[Supplied data]

>>>

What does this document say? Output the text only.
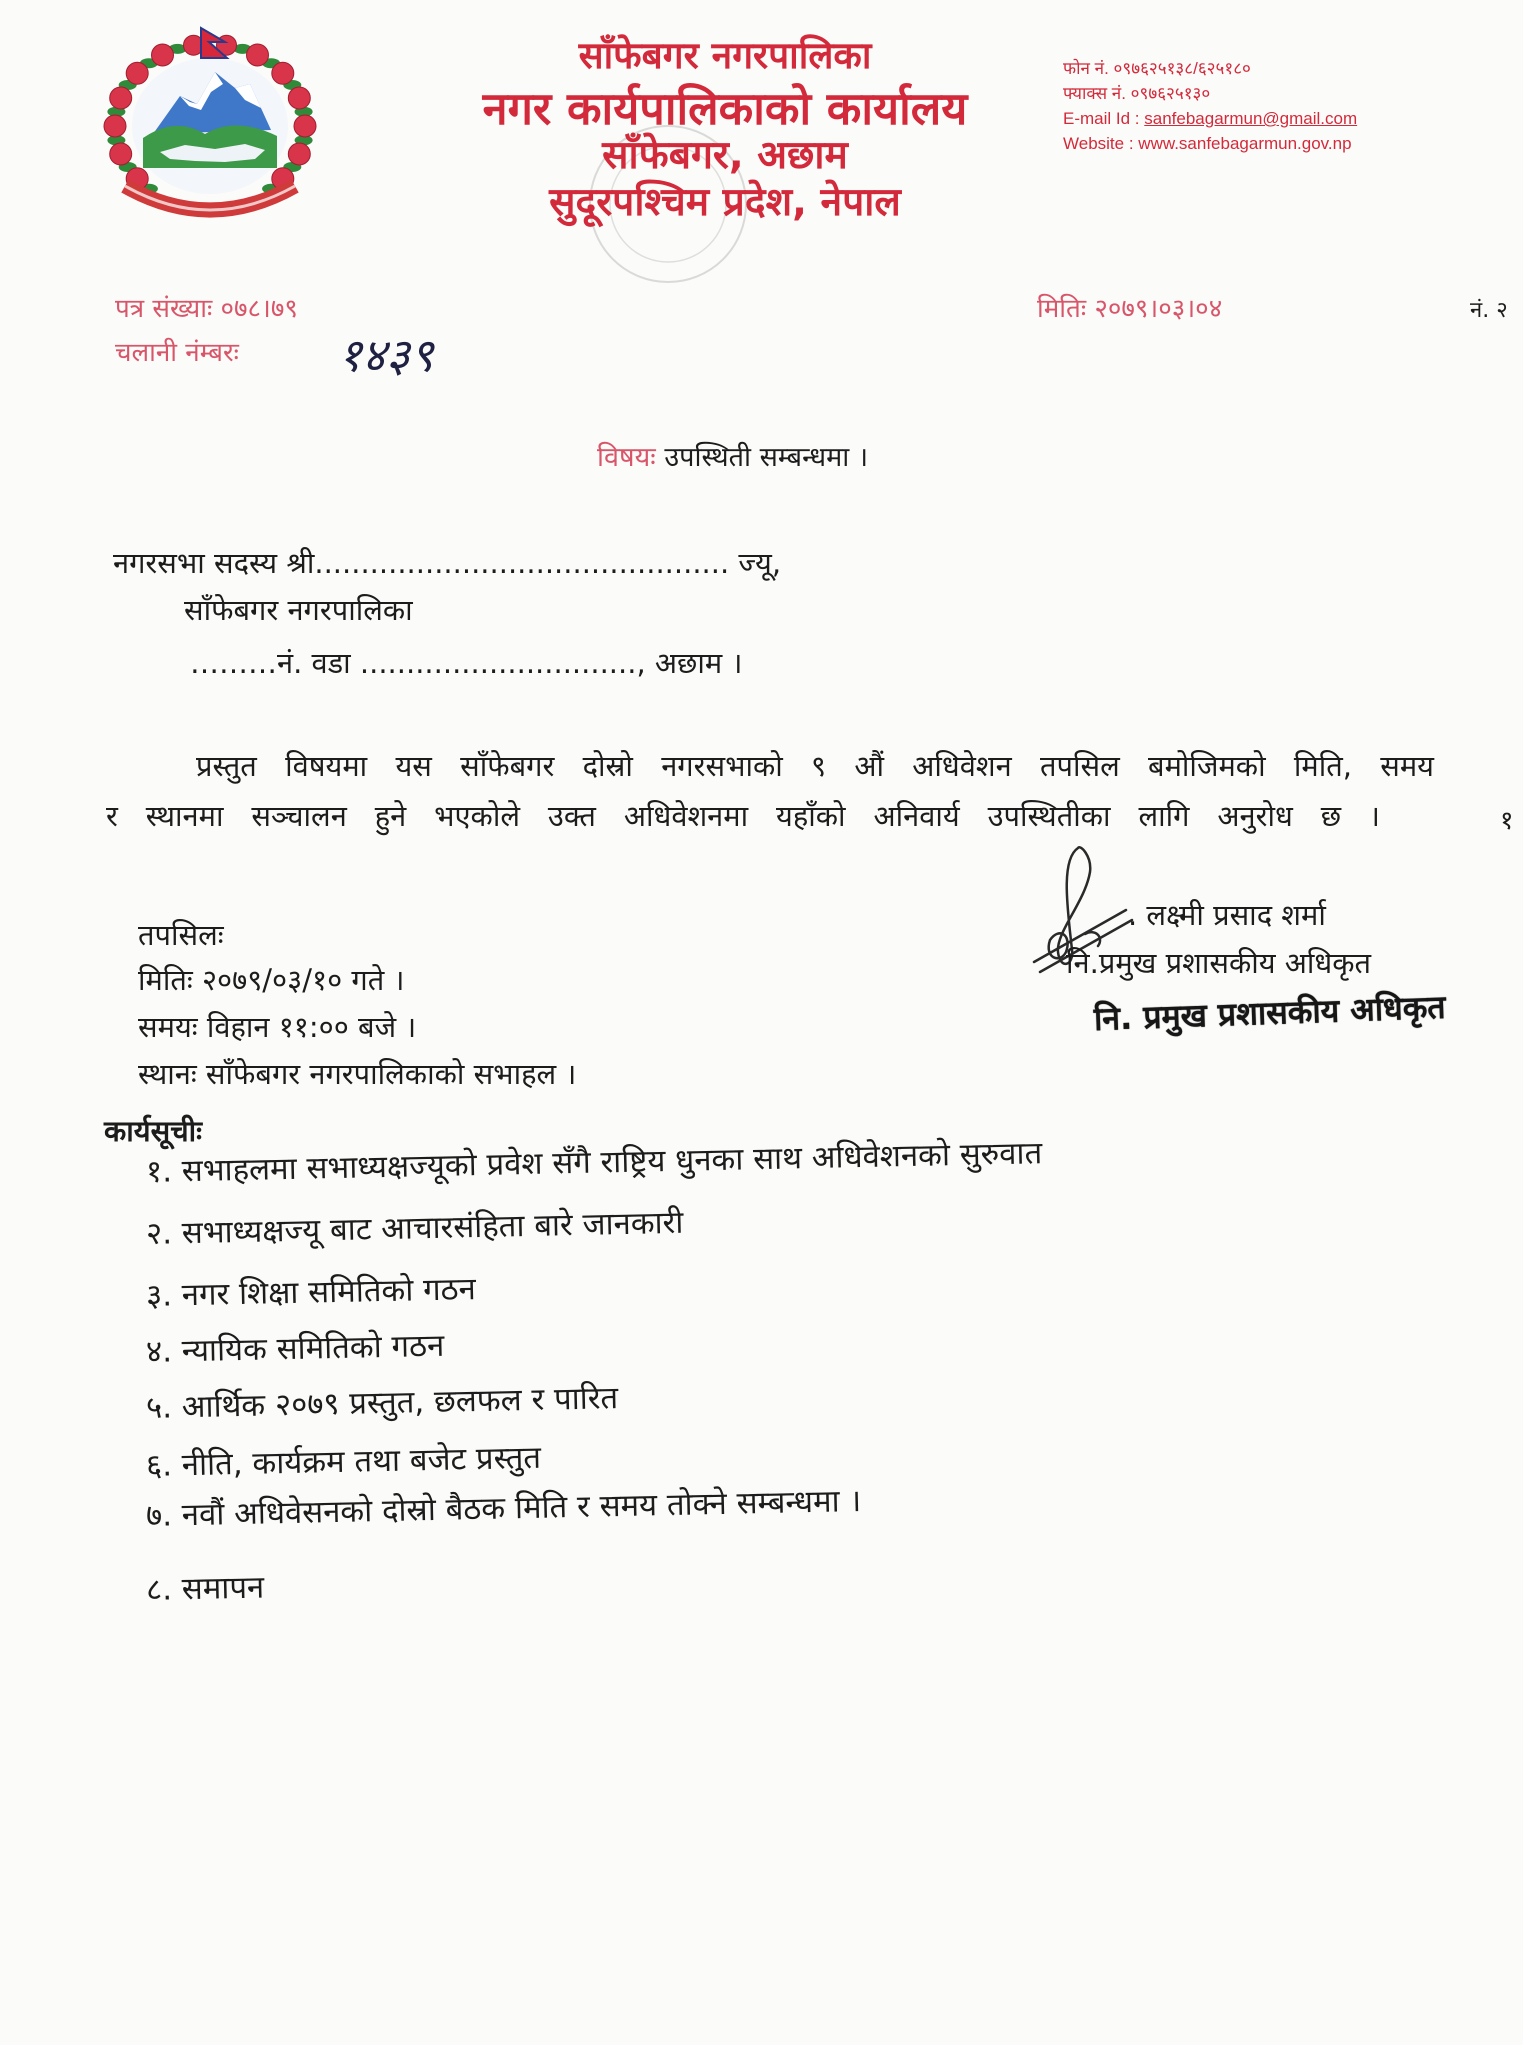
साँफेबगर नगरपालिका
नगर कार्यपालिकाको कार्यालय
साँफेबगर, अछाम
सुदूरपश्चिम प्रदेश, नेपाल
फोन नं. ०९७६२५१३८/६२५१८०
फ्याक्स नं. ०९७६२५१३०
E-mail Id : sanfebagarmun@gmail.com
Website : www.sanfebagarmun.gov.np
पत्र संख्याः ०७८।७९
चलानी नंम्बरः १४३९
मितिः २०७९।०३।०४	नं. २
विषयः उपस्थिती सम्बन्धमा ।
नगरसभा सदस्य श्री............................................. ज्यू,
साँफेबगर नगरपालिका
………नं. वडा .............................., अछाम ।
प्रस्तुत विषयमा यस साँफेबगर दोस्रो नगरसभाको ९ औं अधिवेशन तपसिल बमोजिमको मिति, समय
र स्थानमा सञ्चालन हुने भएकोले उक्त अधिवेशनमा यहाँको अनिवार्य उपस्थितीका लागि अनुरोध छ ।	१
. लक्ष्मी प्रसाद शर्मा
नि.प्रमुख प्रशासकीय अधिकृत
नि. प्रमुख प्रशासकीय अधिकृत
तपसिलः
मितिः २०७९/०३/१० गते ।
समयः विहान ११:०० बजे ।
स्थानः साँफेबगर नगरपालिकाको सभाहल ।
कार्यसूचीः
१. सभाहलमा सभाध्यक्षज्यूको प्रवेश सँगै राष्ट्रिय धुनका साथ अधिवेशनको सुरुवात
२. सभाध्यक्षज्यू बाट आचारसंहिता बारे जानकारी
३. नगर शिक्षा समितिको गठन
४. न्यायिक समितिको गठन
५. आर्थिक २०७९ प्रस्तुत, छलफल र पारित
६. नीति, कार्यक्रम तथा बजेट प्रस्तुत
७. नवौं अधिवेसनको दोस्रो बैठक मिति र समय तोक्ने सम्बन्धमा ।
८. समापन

<<<

[Exercise task]
From the material above, gather all lines that include the string "नगरसभ" and copy them.

[Problem solution]
नगरसभा सदस्य श्री............................................. ज्यू,
प्रस्तुत विषयमा यस साँफेबगर दोस्रो नगरसभाको ९ औं अधिवेशन तपसिल बमोजिमको मिति, समय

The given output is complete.